* _Objective_: Below are the records. List every line holding the word "title".

* _Material provided_:

*****

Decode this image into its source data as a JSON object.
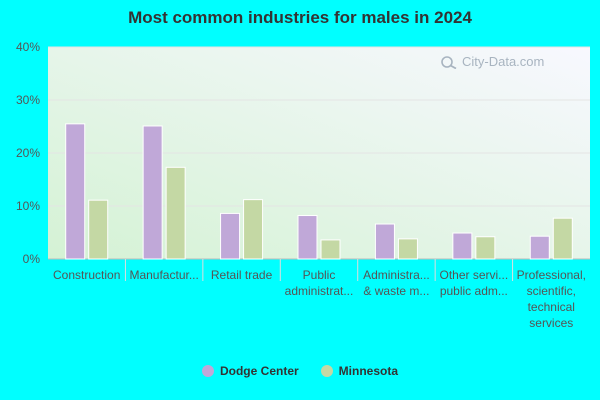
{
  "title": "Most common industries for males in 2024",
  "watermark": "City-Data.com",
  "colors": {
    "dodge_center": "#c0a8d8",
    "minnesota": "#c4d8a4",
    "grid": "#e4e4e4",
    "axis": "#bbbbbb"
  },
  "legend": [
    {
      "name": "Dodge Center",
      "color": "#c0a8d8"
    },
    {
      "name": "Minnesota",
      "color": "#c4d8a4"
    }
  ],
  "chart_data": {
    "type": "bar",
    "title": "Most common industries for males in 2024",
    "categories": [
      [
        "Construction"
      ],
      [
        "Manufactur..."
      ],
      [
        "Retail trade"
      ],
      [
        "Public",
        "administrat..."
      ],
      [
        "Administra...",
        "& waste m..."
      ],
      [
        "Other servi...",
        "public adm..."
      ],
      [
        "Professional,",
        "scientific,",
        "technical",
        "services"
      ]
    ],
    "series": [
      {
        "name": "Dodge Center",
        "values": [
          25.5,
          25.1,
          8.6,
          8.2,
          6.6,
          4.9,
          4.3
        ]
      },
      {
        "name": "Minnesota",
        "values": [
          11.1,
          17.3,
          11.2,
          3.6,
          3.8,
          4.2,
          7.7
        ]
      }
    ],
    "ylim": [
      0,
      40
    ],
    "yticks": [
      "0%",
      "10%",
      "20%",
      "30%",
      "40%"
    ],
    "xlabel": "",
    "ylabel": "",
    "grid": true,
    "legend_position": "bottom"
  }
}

*****

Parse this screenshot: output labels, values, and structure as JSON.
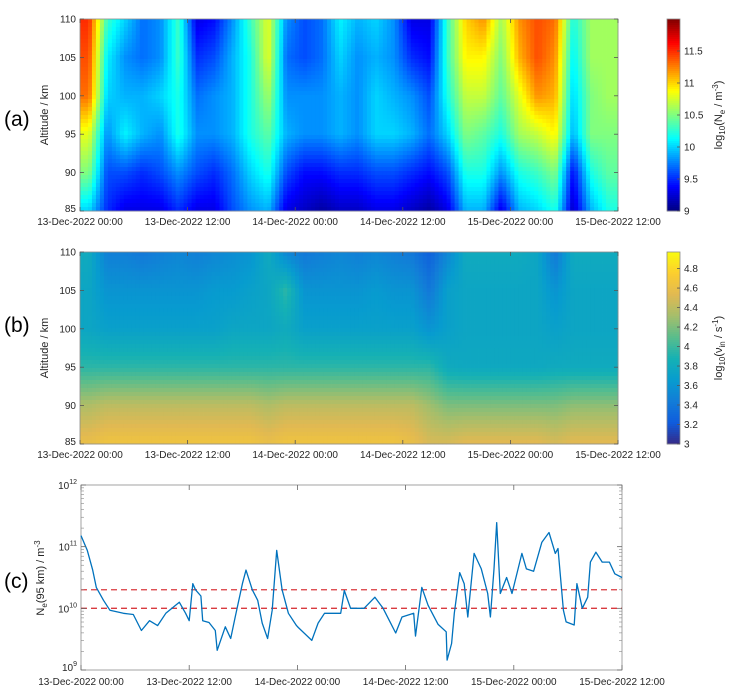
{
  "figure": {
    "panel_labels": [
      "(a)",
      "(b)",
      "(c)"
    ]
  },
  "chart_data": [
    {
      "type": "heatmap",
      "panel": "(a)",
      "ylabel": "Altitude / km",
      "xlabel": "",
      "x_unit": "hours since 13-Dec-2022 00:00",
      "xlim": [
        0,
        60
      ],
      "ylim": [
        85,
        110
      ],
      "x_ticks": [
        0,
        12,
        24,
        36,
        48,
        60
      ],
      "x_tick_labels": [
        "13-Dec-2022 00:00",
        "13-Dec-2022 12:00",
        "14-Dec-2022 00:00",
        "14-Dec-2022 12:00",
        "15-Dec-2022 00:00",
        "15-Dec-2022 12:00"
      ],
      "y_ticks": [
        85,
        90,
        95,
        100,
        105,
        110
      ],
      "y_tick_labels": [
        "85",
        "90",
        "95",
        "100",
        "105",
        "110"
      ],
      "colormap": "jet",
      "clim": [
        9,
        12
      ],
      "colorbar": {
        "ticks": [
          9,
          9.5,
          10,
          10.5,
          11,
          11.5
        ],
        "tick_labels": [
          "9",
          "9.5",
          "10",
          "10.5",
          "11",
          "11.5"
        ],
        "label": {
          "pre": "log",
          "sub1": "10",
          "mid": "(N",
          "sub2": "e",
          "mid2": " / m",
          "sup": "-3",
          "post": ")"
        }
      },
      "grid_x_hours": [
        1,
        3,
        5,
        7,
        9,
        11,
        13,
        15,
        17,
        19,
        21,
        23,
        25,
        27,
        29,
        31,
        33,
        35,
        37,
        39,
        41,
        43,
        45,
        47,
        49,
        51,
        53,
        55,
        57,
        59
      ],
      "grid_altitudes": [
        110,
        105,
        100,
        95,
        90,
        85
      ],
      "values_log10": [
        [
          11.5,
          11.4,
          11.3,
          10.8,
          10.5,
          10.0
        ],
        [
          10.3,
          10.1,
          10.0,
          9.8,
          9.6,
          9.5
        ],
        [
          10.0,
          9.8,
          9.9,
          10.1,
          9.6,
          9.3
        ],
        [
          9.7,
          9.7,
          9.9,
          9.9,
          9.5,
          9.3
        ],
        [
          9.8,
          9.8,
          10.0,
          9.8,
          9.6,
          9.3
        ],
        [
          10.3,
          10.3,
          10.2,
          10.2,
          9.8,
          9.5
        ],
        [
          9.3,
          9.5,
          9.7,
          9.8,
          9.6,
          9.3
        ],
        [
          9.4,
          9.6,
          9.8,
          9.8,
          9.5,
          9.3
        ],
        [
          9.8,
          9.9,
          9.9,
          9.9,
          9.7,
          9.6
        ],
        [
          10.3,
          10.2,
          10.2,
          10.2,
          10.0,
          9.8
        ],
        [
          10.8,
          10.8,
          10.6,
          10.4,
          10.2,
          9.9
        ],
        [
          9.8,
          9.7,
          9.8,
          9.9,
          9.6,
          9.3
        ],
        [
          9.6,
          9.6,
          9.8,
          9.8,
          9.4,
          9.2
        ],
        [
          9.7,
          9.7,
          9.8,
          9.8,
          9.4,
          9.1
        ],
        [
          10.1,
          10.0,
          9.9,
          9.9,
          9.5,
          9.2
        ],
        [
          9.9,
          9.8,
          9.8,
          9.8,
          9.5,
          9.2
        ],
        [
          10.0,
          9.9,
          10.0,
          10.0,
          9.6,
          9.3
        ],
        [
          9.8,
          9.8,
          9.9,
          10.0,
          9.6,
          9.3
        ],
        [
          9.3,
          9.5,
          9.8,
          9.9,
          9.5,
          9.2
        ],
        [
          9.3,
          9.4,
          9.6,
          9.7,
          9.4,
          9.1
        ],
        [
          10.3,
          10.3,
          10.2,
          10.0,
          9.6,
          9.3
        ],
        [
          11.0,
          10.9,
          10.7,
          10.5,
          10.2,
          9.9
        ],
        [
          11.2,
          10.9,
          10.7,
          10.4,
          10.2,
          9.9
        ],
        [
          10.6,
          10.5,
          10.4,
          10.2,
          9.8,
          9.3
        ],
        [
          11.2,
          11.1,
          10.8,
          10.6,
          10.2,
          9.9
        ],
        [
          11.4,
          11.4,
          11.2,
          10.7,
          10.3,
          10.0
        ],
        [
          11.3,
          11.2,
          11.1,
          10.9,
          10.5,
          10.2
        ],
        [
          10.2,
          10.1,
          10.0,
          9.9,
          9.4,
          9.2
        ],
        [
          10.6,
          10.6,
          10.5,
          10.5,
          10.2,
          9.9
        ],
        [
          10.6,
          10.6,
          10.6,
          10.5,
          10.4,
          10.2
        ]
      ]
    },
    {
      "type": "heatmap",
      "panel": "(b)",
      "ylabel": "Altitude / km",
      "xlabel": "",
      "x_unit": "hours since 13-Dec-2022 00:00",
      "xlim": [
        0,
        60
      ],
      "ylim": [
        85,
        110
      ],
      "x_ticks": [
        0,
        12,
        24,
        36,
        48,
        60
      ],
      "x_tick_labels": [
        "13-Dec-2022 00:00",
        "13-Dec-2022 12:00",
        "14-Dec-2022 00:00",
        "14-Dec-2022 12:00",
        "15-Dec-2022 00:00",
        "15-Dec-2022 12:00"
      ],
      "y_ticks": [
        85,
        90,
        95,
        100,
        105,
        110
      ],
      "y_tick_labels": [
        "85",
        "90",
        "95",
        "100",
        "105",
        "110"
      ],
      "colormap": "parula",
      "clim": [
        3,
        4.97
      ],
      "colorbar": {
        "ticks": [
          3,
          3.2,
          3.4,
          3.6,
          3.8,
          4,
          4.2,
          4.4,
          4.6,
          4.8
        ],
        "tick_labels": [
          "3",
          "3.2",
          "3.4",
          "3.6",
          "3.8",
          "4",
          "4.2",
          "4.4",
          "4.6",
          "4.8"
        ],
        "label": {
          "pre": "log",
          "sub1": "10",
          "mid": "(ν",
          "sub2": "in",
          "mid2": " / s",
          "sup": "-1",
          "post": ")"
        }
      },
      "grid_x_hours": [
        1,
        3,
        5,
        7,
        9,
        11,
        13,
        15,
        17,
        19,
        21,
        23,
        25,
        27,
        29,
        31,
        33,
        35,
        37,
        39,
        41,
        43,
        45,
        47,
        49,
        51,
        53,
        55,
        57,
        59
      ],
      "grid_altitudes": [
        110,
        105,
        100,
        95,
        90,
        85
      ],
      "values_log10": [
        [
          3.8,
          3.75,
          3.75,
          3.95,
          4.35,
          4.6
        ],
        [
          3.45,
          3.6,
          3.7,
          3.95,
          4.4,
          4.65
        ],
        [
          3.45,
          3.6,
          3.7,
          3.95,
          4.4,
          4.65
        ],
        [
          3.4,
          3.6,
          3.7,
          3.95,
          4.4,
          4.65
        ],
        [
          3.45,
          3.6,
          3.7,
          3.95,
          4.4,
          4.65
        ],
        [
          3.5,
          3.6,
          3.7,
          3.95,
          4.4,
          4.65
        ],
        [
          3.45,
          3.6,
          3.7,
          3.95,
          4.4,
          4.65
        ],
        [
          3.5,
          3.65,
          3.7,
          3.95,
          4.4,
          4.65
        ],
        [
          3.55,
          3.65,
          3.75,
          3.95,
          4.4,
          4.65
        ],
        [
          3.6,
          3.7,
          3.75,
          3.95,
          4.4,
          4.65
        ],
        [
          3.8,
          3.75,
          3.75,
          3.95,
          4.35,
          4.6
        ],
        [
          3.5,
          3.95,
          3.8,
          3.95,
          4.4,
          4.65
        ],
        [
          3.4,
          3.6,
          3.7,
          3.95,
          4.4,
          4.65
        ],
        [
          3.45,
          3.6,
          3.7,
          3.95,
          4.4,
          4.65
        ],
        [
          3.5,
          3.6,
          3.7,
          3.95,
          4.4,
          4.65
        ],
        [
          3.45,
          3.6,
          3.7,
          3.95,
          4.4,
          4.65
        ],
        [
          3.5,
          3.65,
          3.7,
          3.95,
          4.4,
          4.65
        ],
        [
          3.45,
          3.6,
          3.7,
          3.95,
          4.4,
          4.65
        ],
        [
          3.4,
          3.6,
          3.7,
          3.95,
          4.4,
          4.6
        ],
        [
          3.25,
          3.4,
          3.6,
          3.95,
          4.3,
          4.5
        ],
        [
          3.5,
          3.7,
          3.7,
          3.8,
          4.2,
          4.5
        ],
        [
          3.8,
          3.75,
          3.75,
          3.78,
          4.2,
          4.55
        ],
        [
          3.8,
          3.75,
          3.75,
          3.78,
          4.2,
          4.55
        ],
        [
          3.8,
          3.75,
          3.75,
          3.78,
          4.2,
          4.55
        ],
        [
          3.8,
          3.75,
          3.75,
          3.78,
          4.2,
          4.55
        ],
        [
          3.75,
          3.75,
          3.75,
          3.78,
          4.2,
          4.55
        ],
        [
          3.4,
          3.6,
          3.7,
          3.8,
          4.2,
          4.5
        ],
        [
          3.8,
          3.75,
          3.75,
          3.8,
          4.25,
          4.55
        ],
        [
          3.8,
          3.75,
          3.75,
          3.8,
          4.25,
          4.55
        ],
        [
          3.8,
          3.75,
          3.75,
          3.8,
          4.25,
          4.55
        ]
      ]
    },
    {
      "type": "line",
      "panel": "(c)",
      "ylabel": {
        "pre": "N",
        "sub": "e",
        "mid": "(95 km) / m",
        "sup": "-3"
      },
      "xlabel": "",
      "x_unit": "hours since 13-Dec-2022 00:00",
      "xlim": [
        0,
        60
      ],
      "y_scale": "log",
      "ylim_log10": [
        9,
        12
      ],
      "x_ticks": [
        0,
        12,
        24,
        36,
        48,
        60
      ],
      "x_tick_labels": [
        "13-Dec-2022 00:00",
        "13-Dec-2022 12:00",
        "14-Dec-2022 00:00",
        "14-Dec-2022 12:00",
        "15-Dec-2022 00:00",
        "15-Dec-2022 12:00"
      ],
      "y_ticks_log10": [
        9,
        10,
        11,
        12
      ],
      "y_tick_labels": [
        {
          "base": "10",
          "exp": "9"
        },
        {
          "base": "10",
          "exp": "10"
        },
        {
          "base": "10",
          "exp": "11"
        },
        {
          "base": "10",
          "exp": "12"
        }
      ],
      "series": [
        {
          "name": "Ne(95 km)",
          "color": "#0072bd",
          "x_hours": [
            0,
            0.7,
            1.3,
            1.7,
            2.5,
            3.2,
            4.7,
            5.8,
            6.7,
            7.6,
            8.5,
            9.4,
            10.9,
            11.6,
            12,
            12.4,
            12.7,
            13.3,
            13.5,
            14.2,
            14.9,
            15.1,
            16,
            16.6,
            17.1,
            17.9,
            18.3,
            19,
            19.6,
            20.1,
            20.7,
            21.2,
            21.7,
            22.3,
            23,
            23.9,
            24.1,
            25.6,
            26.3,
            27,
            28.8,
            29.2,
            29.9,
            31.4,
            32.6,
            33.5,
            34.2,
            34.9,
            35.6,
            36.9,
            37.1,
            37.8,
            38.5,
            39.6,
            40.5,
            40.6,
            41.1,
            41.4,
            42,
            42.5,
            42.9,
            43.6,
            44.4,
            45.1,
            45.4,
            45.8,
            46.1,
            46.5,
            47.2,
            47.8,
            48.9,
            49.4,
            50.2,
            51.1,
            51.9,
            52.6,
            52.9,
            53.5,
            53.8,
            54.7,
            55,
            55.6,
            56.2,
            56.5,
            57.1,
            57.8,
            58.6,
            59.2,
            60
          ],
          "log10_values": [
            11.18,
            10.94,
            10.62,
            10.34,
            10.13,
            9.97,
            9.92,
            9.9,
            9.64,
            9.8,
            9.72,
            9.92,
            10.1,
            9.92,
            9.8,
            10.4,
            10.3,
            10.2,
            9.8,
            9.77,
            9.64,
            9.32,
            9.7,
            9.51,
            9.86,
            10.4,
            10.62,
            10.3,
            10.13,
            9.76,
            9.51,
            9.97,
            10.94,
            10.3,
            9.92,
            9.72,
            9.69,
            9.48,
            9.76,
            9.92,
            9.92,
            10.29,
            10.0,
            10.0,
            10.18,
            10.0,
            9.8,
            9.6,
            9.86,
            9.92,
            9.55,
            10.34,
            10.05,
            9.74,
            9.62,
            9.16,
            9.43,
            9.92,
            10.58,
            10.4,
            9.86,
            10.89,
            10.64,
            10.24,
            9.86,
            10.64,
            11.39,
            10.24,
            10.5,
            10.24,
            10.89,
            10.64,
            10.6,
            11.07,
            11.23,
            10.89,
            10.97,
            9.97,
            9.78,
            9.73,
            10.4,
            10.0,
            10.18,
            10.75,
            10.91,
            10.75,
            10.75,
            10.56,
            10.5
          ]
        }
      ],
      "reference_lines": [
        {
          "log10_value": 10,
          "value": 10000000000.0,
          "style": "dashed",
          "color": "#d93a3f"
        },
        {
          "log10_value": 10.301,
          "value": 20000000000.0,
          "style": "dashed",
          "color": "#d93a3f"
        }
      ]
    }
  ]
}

*****

* _Reply to the task_:
  "title": "Most common industries for males in 2024",
    "title": "Most common industries for males in 2024",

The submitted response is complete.